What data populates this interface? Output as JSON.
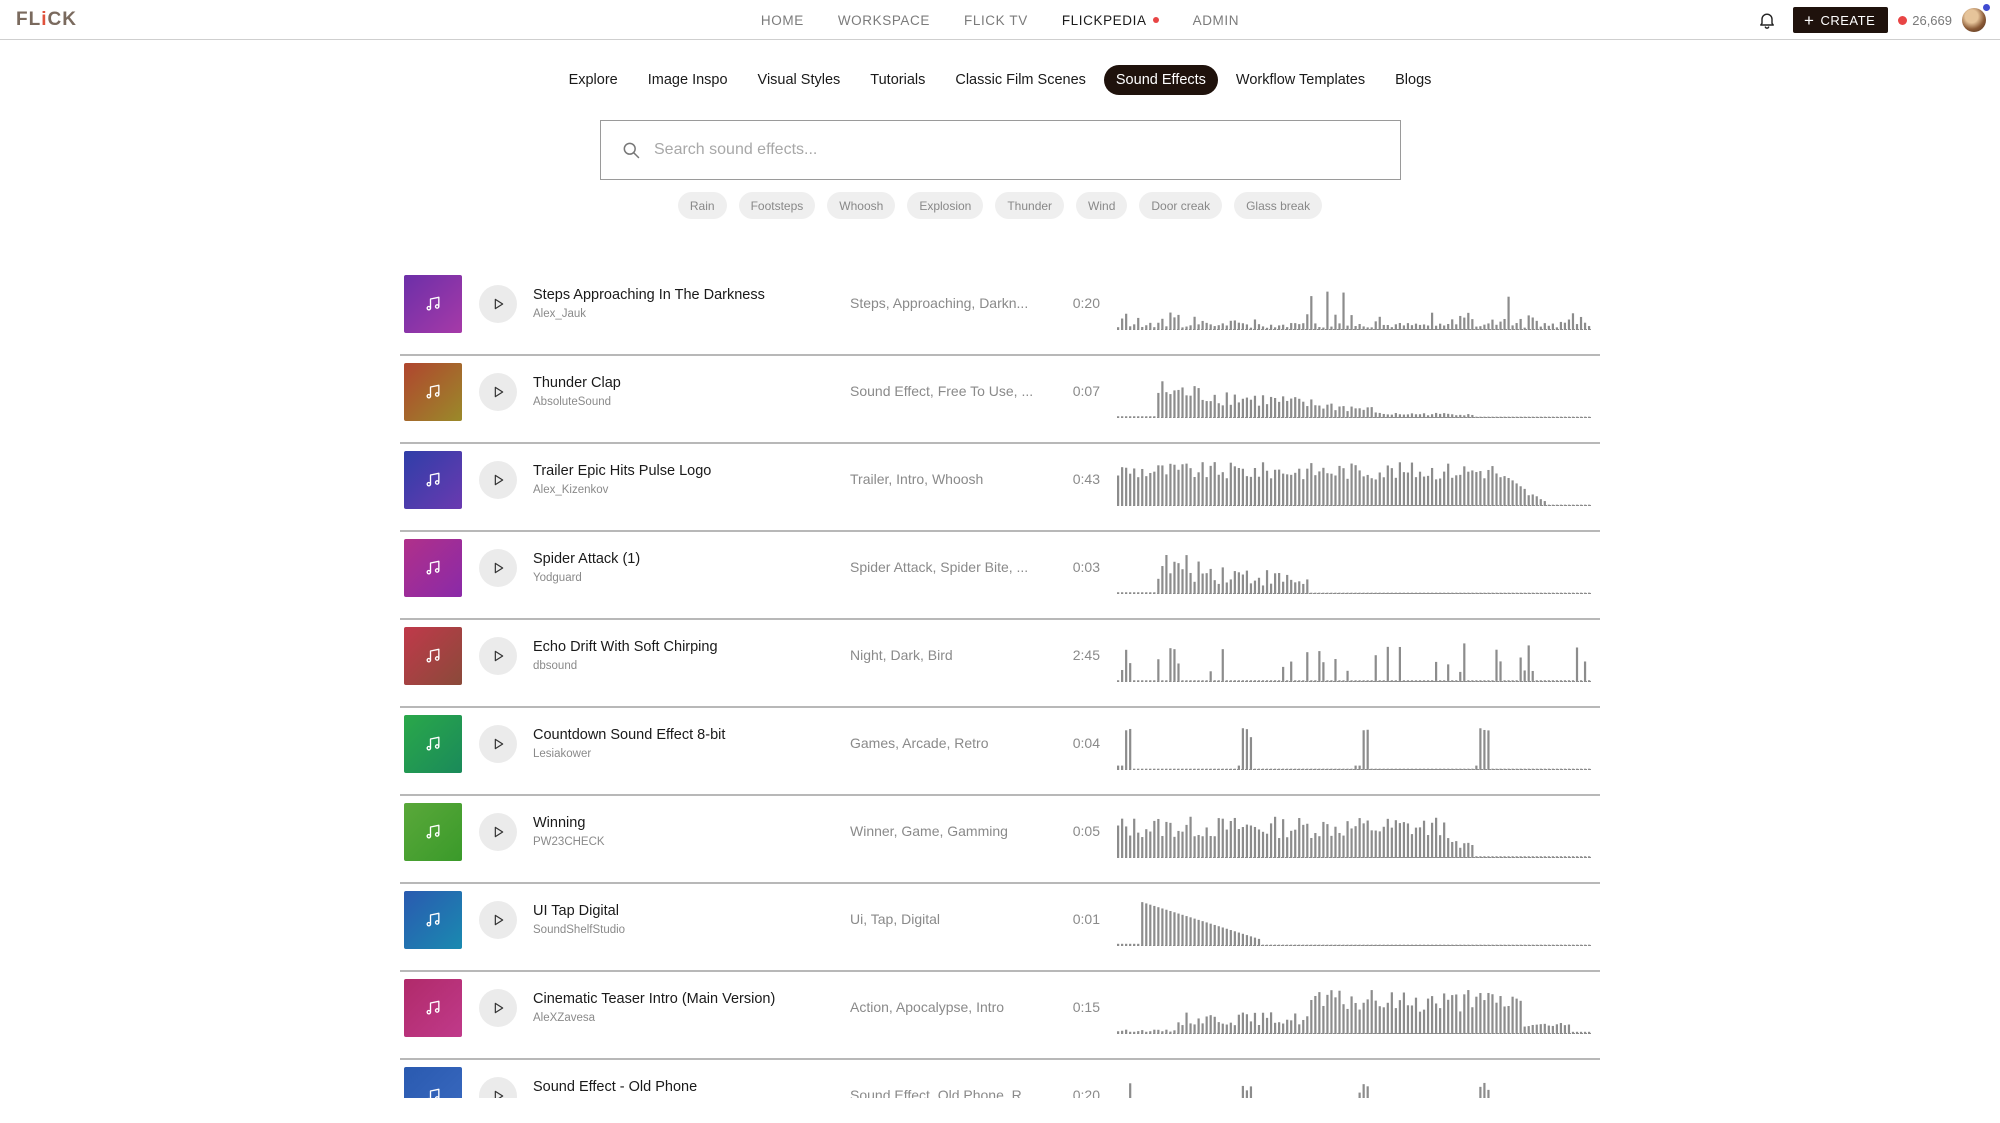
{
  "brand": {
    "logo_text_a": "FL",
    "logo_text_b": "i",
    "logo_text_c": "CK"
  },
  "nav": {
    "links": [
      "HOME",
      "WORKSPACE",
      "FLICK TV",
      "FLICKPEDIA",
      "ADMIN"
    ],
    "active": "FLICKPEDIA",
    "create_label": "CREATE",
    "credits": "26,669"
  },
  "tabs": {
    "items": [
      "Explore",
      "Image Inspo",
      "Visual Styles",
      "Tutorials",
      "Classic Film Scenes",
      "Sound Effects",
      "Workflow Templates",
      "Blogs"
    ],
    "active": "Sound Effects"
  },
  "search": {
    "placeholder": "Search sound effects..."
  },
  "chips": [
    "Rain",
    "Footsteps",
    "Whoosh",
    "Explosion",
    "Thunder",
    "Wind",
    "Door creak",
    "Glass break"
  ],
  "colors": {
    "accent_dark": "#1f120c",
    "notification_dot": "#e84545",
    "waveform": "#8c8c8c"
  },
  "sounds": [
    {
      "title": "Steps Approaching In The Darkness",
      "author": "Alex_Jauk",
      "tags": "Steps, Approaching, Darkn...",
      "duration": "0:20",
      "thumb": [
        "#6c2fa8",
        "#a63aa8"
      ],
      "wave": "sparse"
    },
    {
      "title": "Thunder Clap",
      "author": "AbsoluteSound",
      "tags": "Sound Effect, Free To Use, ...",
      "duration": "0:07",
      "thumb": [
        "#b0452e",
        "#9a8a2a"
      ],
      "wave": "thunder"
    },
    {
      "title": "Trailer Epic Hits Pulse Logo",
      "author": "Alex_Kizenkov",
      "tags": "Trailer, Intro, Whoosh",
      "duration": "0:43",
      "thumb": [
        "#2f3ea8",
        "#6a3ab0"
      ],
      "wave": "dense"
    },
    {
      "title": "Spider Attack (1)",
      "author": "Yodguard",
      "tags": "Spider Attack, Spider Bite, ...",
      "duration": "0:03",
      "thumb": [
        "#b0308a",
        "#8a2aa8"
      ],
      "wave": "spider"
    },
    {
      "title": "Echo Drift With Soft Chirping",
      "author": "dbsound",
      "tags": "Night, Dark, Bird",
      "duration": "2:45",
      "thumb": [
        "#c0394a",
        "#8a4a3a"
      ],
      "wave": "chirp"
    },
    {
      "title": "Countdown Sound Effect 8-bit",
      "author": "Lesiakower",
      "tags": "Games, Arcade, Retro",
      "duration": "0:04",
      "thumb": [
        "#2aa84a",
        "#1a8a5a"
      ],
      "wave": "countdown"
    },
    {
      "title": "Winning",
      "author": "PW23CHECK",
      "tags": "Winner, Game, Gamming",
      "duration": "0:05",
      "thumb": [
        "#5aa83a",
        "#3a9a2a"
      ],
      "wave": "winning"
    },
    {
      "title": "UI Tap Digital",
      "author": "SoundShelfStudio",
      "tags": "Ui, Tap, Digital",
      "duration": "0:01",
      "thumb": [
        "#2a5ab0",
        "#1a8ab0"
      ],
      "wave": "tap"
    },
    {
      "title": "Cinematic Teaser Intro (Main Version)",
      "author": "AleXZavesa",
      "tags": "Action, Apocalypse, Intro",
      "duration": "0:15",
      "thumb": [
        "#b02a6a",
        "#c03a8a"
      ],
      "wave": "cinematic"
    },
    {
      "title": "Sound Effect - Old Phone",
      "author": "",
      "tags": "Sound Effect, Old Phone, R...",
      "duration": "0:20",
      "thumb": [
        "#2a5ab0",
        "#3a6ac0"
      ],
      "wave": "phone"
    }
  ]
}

──────────────────────────────

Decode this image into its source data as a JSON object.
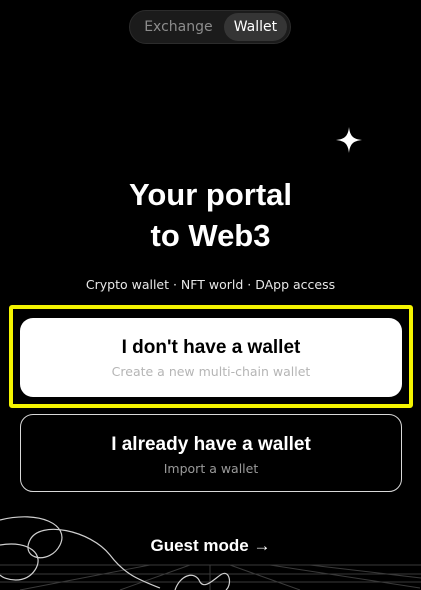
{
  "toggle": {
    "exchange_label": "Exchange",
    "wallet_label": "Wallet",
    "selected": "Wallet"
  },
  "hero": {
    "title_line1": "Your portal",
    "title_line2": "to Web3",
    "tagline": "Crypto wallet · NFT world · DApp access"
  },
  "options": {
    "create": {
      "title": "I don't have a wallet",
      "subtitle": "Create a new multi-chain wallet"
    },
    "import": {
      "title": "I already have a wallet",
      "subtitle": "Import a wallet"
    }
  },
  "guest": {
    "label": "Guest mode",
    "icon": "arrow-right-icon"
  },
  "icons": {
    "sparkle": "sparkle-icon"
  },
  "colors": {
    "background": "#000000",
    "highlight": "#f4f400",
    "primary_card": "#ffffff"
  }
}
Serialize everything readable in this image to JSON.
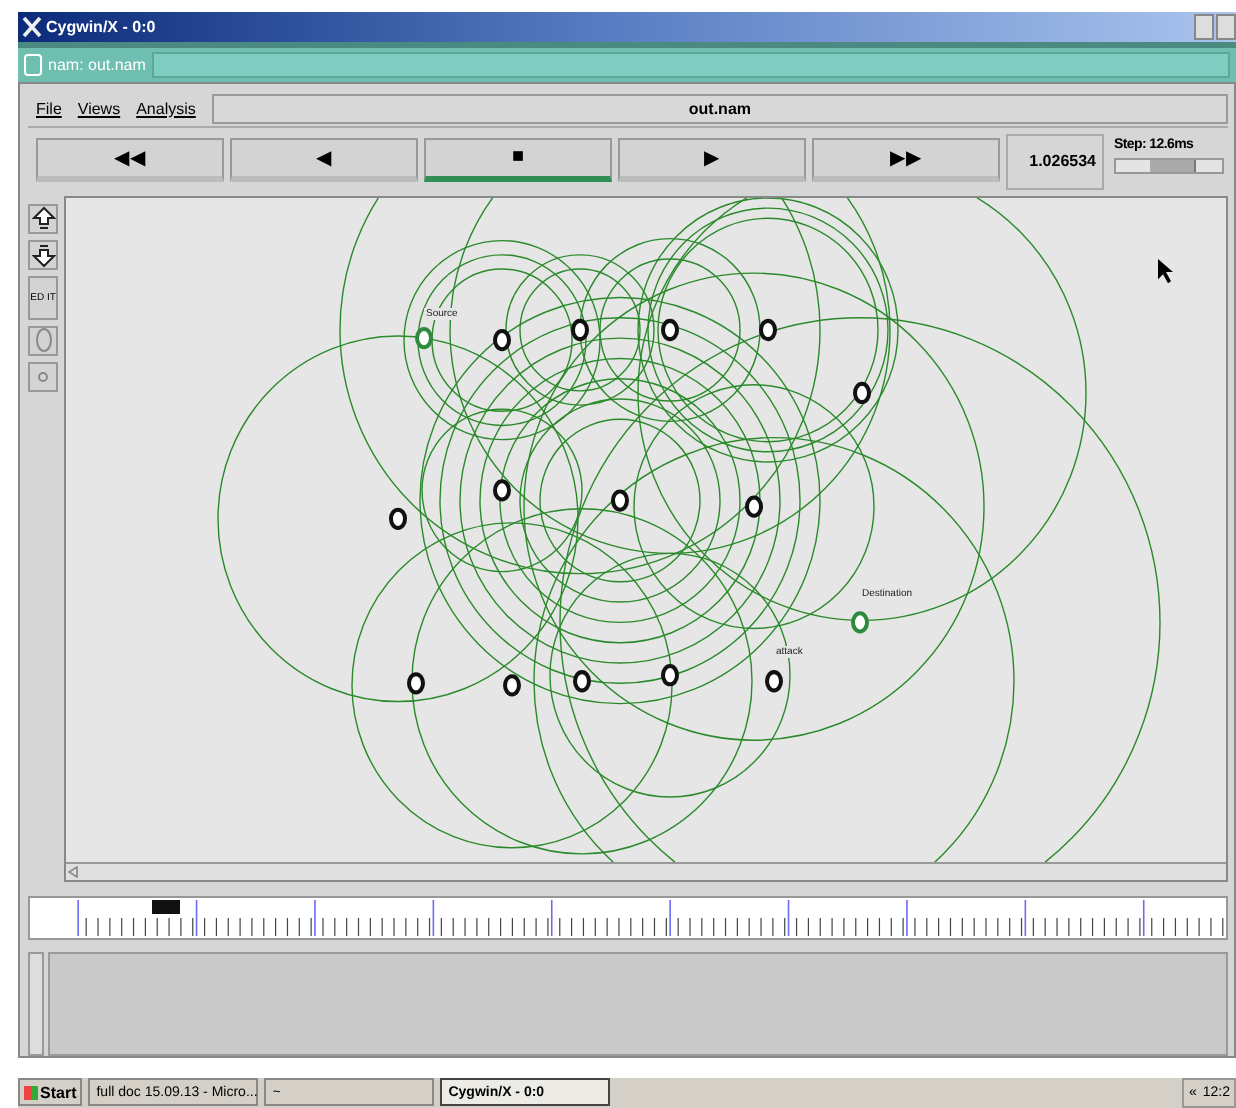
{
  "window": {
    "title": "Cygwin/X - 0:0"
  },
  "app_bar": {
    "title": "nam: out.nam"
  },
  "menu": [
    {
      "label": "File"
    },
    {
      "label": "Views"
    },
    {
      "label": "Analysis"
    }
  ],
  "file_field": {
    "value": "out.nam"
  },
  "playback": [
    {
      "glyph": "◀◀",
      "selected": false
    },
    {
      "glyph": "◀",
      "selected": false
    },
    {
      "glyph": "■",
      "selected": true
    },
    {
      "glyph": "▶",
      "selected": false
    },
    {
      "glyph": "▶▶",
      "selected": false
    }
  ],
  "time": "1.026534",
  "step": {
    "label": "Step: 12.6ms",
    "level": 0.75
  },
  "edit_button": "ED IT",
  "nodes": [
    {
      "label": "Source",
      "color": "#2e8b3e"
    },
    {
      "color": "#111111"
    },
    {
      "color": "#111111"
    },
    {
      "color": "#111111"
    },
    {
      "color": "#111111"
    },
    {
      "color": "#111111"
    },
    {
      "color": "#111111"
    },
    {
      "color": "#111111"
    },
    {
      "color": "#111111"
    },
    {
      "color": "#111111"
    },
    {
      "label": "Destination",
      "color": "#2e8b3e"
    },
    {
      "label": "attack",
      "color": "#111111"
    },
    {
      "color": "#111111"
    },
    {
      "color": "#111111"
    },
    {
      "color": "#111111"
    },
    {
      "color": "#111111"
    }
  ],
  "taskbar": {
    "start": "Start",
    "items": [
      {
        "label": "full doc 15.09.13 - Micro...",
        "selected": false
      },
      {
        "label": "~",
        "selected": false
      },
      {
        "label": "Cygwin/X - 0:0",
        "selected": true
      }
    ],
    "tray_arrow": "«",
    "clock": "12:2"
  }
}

──────────────────────────────

### GIVEN PROBLEM
Copy every line above that includes the string "Digital".

### EXERCISE OUTPUT
      "title": "UI Tap Digital",
      "tags": "Ui, Tap, Digital",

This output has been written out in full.